Print the entire listing. Each line must match the original exactly.
★ ★ ★
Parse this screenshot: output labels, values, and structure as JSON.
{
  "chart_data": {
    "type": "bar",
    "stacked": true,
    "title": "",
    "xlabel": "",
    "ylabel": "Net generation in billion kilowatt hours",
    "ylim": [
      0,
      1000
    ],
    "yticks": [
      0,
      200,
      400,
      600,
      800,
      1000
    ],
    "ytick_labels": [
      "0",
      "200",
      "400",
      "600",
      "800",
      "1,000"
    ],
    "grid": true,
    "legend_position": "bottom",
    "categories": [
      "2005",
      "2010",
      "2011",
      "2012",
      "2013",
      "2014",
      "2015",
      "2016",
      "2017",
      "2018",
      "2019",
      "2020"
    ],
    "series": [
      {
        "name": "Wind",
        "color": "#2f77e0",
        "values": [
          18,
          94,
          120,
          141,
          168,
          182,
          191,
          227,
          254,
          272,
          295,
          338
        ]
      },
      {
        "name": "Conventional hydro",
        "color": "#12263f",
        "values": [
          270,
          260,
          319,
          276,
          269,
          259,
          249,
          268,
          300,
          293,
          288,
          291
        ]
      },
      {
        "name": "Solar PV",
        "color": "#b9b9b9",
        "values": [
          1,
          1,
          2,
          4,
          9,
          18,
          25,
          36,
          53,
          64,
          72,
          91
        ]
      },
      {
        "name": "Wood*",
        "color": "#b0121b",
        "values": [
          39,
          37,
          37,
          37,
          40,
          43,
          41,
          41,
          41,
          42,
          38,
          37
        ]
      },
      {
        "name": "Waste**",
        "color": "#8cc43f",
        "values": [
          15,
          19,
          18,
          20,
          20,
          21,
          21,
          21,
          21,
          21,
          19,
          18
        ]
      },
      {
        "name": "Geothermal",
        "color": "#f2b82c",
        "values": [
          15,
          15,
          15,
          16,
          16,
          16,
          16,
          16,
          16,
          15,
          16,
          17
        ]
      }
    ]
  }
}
★ ★ ★
**Expected output:**
Parse this screenshot: output labels, values, and structure as JSON.
{
  "chart_data": {
    "type": "bar",
    "stacked": true,
    "title": "",
    "xlabel": "",
    "ylabel": "Net generation in billion kilowatt hours",
    "ylim": [
      0,
      1000
    ],
    "yticks": [
      0,
      200,
      400,
      600,
      800,
      1000
    ],
    "ytick_labels": [
      "0",
      "200",
      "400",
      "600",
      "800",
      "1,000"
    ],
    "grid": true,
    "legend_position": "bottom",
    "categories": [
      "2005",
      "2010",
      "2011",
      "2012",
      "2013",
      "2014",
      "2015",
      "2016",
      "2017",
      "2018",
      "2019",
      "2020"
    ],
    "series": [
      {
        "name": "Wind",
        "color": "#2f77e0",
        "values": [
          18,
          94,
          120,
          141,
          168,
          182,
          191,
          227,
          254,
          272,
          295,
          338
        ]
      },
      {
        "name": "Conventional hydro",
        "color": "#12263f",
        "values": [
          270,
          260,
          319,
          276,
          269,
          259,
          249,
          268,
          300,
          293,
          288,
          291
        ]
      },
      {
        "name": "Solar PV",
        "color": "#b9b9b9",
        "values": [
          1,
          1,
          2,
          4,
          9,
          18,
          25,
          36,
          53,
          64,
          72,
          91
        ]
      },
      {
        "name": "Wood*",
        "color": "#b0121b",
        "values": [
          39,
          37,
          37,
          37,
          40,
          43,
          41,
          41,
          41,
          42,
          38,
          37
        ]
      },
      {
        "name": "Waste**",
        "color": "#8cc43f",
        "values": [
          15,
          19,
          18,
          20,
          20,
          21,
          21,
          21,
          21,
          21,
          19,
          18
        ]
      },
      {
        "name": "Geothermal",
        "color": "#f2b82c",
        "values": [
          15,
          15,
          15,
          16,
          16,
          16,
          16,
          16,
          16,
          15,
          16,
          17
        ]
      }
    ]
  }
}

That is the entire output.